Repeat every entry word for word, skipping the pictures.

#### [Exercise materials]
start
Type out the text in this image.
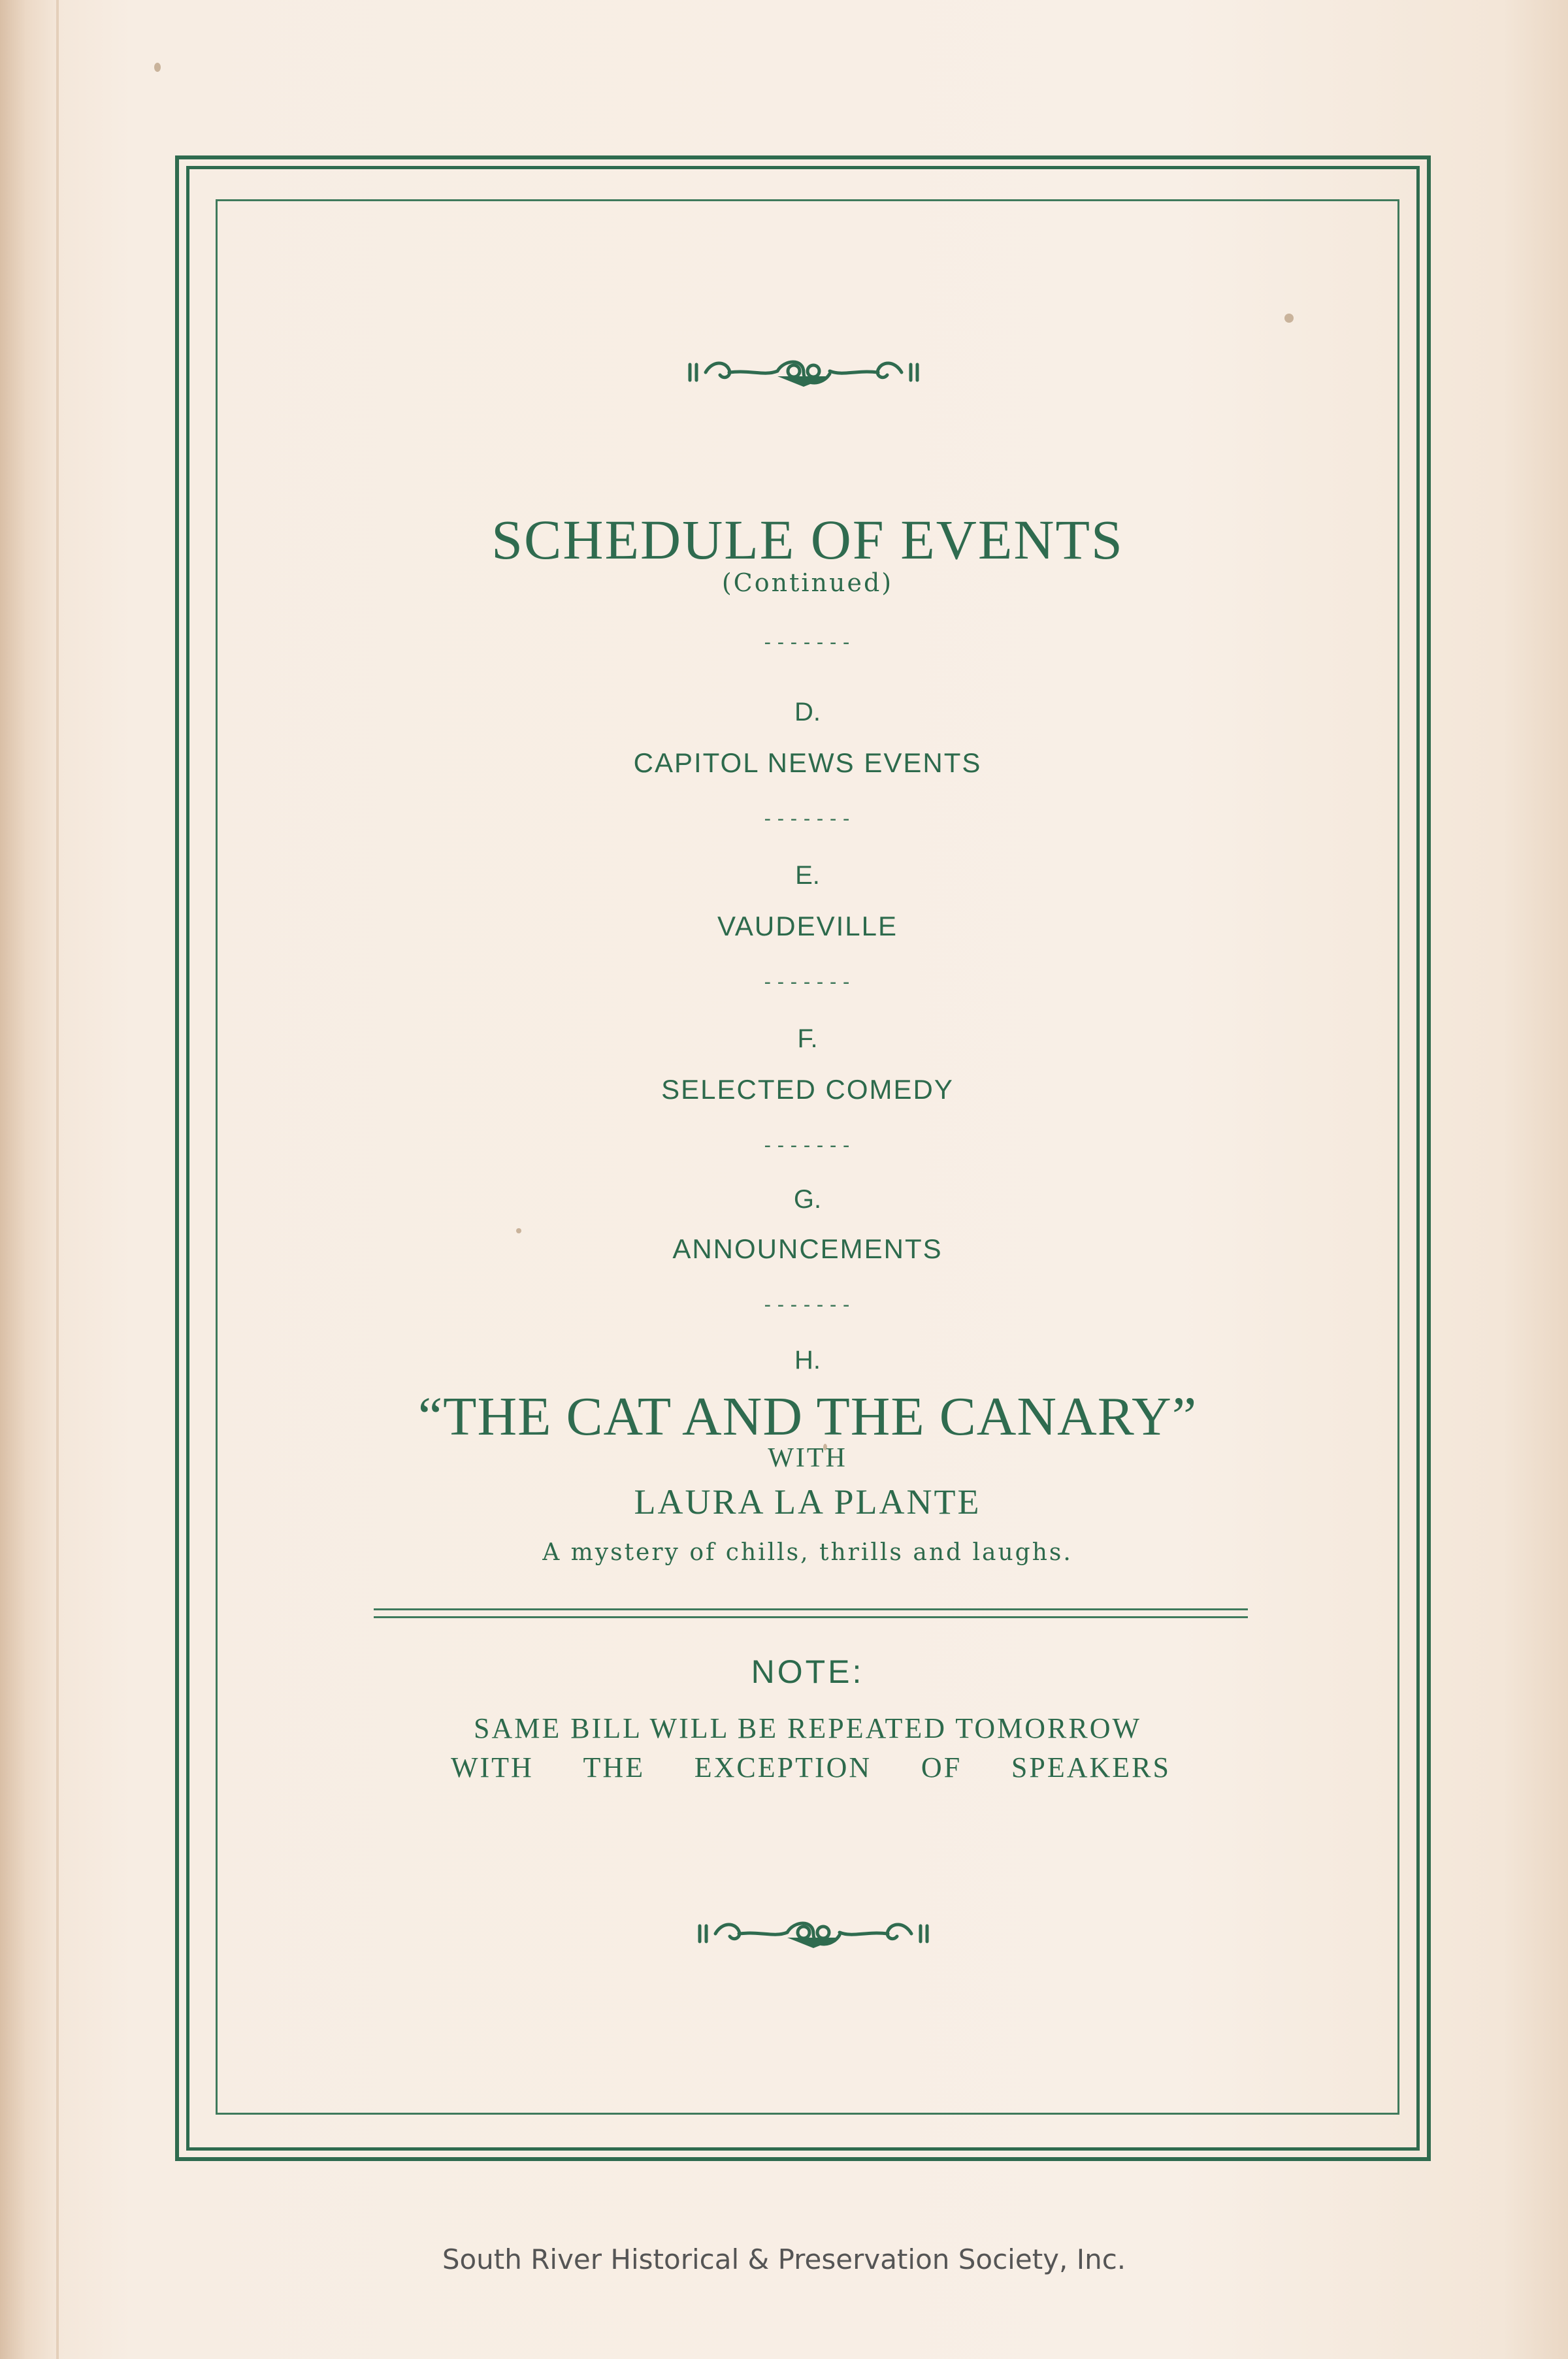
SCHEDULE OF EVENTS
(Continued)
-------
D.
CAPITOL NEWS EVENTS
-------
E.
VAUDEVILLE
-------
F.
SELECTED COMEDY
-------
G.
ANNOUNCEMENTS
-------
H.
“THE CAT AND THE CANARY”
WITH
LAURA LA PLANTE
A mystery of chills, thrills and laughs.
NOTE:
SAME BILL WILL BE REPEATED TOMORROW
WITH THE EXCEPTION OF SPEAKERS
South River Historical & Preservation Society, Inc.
end
#### [Result]
Type out the text in this image.
SCHEDULE OF EVENTS
(Continued)
-------
D.
CAPITOL NEWS EVENTS
-------
E.
VAUDEVILLE
-------
F.
SELECTED COMEDY
-------
G.
ANNOUNCEMENTS
-------
H.
“THE CAT AND THE CANARY”
WITH
LAURA LA PLANTE
A mystery of chills, thrills and laughs.
NOTE:
SAME BILL WILL BE REPEATED TOMORROW
WITH THE EXCEPTION OF SPEAKERS
South River Historical & Preservation Society, Inc.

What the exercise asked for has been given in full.